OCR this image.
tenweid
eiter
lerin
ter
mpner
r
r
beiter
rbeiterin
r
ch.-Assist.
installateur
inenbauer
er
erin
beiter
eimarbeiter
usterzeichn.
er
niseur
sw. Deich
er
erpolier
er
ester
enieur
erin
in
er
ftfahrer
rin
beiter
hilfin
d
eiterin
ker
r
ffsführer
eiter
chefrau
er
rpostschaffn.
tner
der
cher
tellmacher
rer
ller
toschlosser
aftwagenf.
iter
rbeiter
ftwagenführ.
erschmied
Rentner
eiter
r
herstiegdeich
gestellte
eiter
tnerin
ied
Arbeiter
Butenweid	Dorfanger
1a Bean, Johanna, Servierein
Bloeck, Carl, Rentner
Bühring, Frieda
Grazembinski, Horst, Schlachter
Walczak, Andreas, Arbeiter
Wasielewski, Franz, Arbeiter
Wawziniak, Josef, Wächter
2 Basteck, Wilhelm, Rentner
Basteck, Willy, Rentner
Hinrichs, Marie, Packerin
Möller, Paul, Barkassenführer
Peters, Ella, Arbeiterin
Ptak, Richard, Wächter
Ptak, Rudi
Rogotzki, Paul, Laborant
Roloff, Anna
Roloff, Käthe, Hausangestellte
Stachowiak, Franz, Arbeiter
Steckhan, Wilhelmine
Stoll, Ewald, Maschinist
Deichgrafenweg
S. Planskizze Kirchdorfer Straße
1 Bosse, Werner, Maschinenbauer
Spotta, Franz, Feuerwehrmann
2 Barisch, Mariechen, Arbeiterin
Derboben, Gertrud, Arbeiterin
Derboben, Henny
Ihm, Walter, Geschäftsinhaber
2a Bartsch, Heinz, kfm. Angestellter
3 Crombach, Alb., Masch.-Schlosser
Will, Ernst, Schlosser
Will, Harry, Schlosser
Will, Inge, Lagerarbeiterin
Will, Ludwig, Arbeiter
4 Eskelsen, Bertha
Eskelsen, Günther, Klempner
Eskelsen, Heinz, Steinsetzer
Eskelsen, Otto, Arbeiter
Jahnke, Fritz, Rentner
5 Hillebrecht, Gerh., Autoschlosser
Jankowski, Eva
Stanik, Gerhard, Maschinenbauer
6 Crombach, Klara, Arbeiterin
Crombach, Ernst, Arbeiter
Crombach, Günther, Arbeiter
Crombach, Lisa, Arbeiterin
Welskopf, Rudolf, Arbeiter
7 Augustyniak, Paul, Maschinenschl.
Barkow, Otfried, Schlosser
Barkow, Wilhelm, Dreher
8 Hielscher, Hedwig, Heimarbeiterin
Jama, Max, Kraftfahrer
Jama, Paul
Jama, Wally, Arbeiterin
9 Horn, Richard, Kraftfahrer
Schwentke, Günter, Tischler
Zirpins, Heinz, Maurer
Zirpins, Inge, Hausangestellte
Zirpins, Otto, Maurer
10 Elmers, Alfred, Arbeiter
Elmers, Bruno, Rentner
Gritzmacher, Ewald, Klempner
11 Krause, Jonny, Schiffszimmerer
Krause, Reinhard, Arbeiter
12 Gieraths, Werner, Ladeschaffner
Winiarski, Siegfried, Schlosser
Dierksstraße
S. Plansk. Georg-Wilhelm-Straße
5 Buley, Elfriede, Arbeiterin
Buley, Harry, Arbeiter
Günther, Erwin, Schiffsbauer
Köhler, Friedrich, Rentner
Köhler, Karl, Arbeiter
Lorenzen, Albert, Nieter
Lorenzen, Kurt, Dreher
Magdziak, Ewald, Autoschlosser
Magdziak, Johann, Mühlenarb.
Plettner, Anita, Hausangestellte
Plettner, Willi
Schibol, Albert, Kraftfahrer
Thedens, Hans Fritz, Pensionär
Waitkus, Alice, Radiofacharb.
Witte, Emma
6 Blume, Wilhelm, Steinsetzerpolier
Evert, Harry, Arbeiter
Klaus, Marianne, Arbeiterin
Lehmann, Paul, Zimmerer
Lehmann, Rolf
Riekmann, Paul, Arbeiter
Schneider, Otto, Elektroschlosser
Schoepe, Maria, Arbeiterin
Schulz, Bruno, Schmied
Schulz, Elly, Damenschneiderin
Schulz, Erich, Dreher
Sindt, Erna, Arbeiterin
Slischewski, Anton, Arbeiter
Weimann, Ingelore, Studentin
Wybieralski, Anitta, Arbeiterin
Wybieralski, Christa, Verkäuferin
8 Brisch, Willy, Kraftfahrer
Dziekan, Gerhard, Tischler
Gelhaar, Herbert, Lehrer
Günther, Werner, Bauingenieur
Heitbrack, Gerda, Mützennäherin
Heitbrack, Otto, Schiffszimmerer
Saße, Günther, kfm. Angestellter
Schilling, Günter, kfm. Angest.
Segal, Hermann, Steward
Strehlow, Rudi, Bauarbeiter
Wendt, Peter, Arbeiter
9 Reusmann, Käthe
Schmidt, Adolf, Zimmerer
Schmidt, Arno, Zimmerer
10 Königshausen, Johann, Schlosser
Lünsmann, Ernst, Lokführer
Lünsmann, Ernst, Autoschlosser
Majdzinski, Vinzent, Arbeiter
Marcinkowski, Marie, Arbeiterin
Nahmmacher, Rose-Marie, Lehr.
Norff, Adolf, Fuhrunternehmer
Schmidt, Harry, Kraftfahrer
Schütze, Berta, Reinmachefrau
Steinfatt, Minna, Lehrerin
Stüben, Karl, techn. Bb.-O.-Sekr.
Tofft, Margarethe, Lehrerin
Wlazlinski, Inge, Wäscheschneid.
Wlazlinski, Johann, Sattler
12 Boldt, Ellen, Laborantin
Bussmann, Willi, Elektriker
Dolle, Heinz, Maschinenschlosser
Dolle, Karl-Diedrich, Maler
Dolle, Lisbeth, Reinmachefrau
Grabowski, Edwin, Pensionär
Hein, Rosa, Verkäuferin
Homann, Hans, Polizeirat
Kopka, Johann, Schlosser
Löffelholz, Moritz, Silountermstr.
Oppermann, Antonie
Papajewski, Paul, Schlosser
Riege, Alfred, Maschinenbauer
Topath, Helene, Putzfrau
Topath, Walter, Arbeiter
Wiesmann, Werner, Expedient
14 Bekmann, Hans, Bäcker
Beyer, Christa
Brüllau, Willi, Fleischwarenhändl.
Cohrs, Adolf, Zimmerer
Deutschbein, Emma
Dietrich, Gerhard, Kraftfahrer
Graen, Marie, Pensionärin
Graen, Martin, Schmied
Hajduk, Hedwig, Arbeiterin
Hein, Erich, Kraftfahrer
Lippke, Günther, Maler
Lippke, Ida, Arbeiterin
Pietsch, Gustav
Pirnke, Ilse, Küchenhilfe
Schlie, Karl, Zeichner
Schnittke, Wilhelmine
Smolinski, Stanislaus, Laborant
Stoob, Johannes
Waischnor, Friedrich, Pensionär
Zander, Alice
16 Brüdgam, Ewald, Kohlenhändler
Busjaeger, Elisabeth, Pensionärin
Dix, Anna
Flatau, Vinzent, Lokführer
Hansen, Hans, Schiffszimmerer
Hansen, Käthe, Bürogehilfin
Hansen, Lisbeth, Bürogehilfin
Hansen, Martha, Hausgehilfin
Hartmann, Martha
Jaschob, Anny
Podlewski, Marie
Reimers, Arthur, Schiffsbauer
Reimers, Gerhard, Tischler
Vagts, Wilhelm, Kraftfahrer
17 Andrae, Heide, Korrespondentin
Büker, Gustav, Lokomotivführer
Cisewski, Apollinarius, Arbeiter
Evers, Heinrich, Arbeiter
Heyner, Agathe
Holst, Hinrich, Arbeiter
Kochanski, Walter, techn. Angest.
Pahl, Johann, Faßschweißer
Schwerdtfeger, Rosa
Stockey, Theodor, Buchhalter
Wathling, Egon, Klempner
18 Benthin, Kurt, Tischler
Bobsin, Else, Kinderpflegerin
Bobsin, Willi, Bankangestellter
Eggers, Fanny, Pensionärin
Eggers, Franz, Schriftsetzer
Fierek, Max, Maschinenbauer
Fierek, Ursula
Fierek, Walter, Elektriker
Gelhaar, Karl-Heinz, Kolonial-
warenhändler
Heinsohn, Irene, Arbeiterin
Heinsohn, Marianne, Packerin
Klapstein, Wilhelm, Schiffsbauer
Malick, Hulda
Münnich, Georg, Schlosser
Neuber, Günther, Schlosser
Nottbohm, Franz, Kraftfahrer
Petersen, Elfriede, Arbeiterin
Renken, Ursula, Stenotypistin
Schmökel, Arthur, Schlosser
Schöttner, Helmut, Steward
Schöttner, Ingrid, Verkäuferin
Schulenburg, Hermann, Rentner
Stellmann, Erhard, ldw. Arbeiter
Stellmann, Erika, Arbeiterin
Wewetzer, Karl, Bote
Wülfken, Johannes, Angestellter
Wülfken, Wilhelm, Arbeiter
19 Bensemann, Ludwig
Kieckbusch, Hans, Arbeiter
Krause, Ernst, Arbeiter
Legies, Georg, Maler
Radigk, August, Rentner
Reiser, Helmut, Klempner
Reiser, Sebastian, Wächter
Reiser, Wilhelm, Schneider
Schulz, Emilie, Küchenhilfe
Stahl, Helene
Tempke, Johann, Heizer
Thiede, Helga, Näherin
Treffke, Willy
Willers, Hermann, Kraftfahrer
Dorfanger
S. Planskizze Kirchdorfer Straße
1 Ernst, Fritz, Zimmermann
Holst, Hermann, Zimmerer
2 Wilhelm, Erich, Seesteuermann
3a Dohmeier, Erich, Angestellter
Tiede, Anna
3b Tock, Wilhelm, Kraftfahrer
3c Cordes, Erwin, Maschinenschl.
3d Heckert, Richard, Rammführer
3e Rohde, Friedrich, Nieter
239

******************************

What to do - Gather and return every line that holds the string "Küchenhilfe".

Response to the task -
Pirnke, Ilse, Küchenhilfe
Schulz, Emilie, Küchenhilfe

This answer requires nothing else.